(Entries from a visual dataset)
>> Start
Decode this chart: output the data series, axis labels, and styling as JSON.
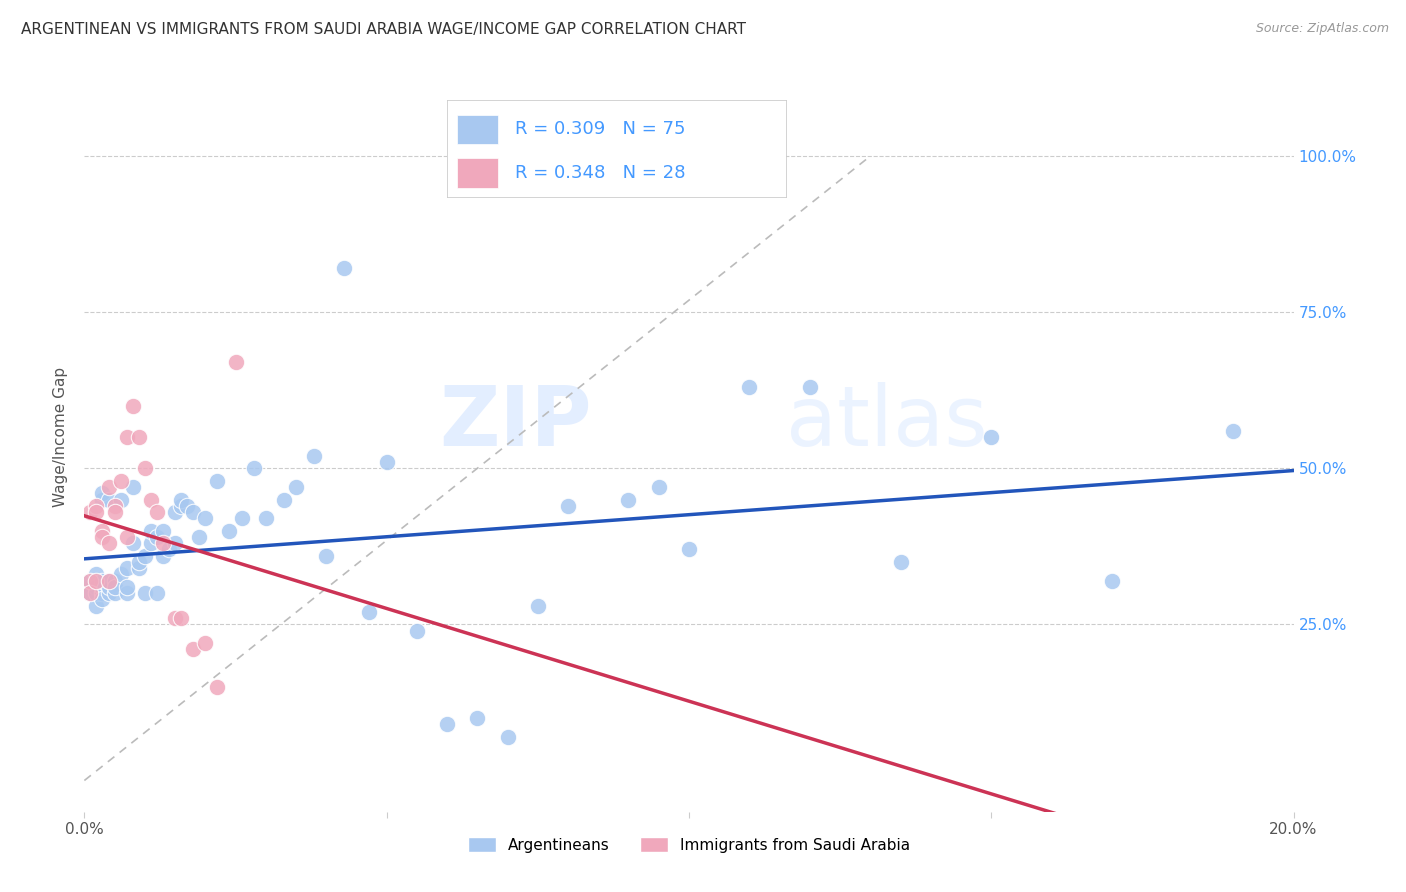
{
  "title": "ARGENTINEAN VS IMMIGRANTS FROM SAUDI ARABIA WAGE/INCOME GAP CORRELATION CHART",
  "source": "Source: ZipAtlas.com",
  "ylabel": "Wage/Income Gap",
  "xlim": [
    0.0,
    0.2
  ],
  "ylim": [
    -5.0,
    115.0
  ],
  "blue_color": "#A8C8F0",
  "pink_color": "#F0A8BC",
  "trend_blue": "#2255BB",
  "trend_pink": "#CC3355",
  "r_blue": 0.309,
  "n_blue": 75,
  "r_pink": 0.348,
  "n_pink": 28,
  "watermark_zip": "ZIP",
  "watermark_atlas": "atlas",
  "background_color": "#FFFFFF",
  "grid_color": "#CCCCCC",
  "right_tick_color": "#4499FF",
  "title_color": "#333333",
  "source_color": "#999999",
  "blue_scatter_x": [
    0.001,
    0.001,
    0.001,
    0.001,
    0.002,
    0.002,
    0.002,
    0.002,
    0.002,
    0.003,
    0.003,
    0.003,
    0.003,
    0.003,
    0.003,
    0.004,
    0.004,
    0.004,
    0.004,
    0.005,
    0.005,
    0.005,
    0.006,
    0.006,
    0.007,
    0.007,
    0.007,
    0.008,
    0.008,
    0.009,
    0.009,
    0.01,
    0.01,
    0.011,
    0.011,
    0.012,
    0.012,
    0.013,
    0.013,
    0.014,
    0.015,
    0.015,
    0.016,
    0.016,
    0.017,
    0.018,
    0.019,
    0.02,
    0.022,
    0.024,
    0.026,
    0.028,
    0.03,
    0.033,
    0.035,
    0.038,
    0.04,
    0.043,
    0.047,
    0.05,
    0.055,
    0.06,
    0.065,
    0.07,
    0.075,
    0.08,
    0.09,
    0.095,
    0.1,
    0.11,
    0.12,
    0.135,
    0.15,
    0.17,
    0.19
  ],
  "blue_scatter_y": [
    31,
    30,
    30,
    32,
    28,
    32,
    33,
    31,
    30,
    30,
    31,
    29,
    32,
    45,
    46,
    30,
    31,
    32,
    45,
    32,
    30,
    31,
    33,
    45,
    30,
    34,
    31,
    38,
    47,
    34,
    35,
    30,
    36,
    38,
    40,
    30,
    39,
    36,
    40,
    37,
    38,
    43,
    44,
    45,
    44,
    43,
    39,
    42,
    48,
    40,
    42,
    50,
    42,
    45,
    47,
    52,
    36,
    82,
    27,
    51,
    24,
    9,
    10,
    7,
    28,
    44,
    45,
    47,
    37,
    63,
    63,
    35,
    55,
    32,
    56
  ],
  "pink_scatter_x": [
    0.001,
    0.001,
    0.001,
    0.002,
    0.002,
    0.002,
    0.003,
    0.003,
    0.004,
    0.004,
    0.004,
    0.005,
    0.005,
    0.006,
    0.007,
    0.007,
    0.008,
    0.009,
    0.01,
    0.011,
    0.012,
    0.013,
    0.015,
    0.016,
    0.018,
    0.02,
    0.022,
    0.025
  ],
  "pink_scatter_y": [
    32,
    30,
    43,
    44,
    43,
    32,
    40,
    39,
    47,
    38,
    32,
    44,
    43,
    48,
    55,
    39,
    60,
    55,
    50,
    45,
    43,
    38,
    26,
    26,
    21,
    22,
    15,
    67
  ]
}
>> End
WORK REQUIRED:
Without the pictures, return the entries exactly as they appear.

COMPLETE RESPONSE:
Decode this chart: output the data series, axis labels, and styling as JSON.
{
  "title": "ARGENTINEAN VS IMMIGRANTS FROM SAUDI ARABIA WAGE/INCOME GAP CORRELATION CHART",
  "source": "Source: ZipAtlas.com",
  "ylabel": "Wage/Income Gap",
  "xlim": [
    0.0,
    0.2
  ],
  "ylim": [
    -5.0,
    115.0
  ],
  "blue_color": "#A8C8F0",
  "pink_color": "#F0A8BC",
  "trend_blue": "#2255BB",
  "trend_pink": "#CC3355",
  "r_blue": 0.309,
  "n_blue": 75,
  "r_pink": 0.348,
  "n_pink": 28,
  "watermark_zip": "ZIP",
  "watermark_atlas": "atlas",
  "background_color": "#FFFFFF",
  "grid_color": "#CCCCCC",
  "right_tick_color": "#4499FF",
  "title_color": "#333333",
  "source_color": "#999999",
  "blue_scatter_x": [
    0.001,
    0.001,
    0.001,
    0.001,
    0.002,
    0.002,
    0.002,
    0.002,
    0.002,
    0.003,
    0.003,
    0.003,
    0.003,
    0.003,
    0.003,
    0.004,
    0.004,
    0.004,
    0.004,
    0.005,
    0.005,
    0.005,
    0.006,
    0.006,
    0.007,
    0.007,
    0.007,
    0.008,
    0.008,
    0.009,
    0.009,
    0.01,
    0.01,
    0.011,
    0.011,
    0.012,
    0.012,
    0.013,
    0.013,
    0.014,
    0.015,
    0.015,
    0.016,
    0.016,
    0.017,
    0.018,
    0.019,
    0.02,
    0.022,
    0.024,
    0.026,
    0.028,
    0.03,
    0.033,
    0.035,
    0.038,
    0.04,
    0.043,
    0.047,
    0.05,
    0.055,
    0.06,
    0.065,
    0.07,
    0.075,
    0.08,
    0.09,
    0.095,
    0.1,
    0.11,
    0.12,
    0.135,
    0.15,
    0.17,
    0.19
  ],
  "blue_scatter_y": [
    31,
    30,
    30,
    32,
    28,
    32,
    33,
    31,
    30,
    30,
    31,
    29,
    32,
    45,
    46,
    30,
    31,
    32,
    45,
    32,
    30,
    31,
    33,
    45,
    30,
    34,
    31,
    38,
    47,
    34,
    35,
    30,
    36,
    38,
    40,
    30,
    39,
    36,
    40,
    37,
    38,
    43,
    44,
    45,
    44,
    43,
    39,
    42,
    48,
    40,
    42,
    50,
    42,
    45,
    47,
    52,
    36,
    82,
    27,
    51,
    24,
    9,
    10,
    7,
    28,
    44,
    45,
    47,
    37,
    63,
    63,
    35,
    55,
    32,
    56
  ],
  "pink_scatter_x": [
    0.001,
    0.001,
    0.001,
    0.002,
    0.002,
    0.002,
    0.003,
    0.003,
    0.004,
    0.004,
    0.004,
    0.005,
    0.005,
    0.006,
    0.007,
    0.007,
    0.008,
    0.009,
    0.01,
    0.011,
    0.012,
    0.013,
    0.015,
    0.016,
    0.018,
    0.02,
    0.022,
    0.025
  ],
  "pink_scatter_y": [
    32,
    30,
    43,
    44,
    43,
    32,
    40,
    39,
    47,
    38,
    32,
    44,
    43,
    48,
    55,
    39,
    60,
    55,
    50,
    45,
    43,
    38,
    26,
    26,
    21,
    22,
    15,
    67
  ]
}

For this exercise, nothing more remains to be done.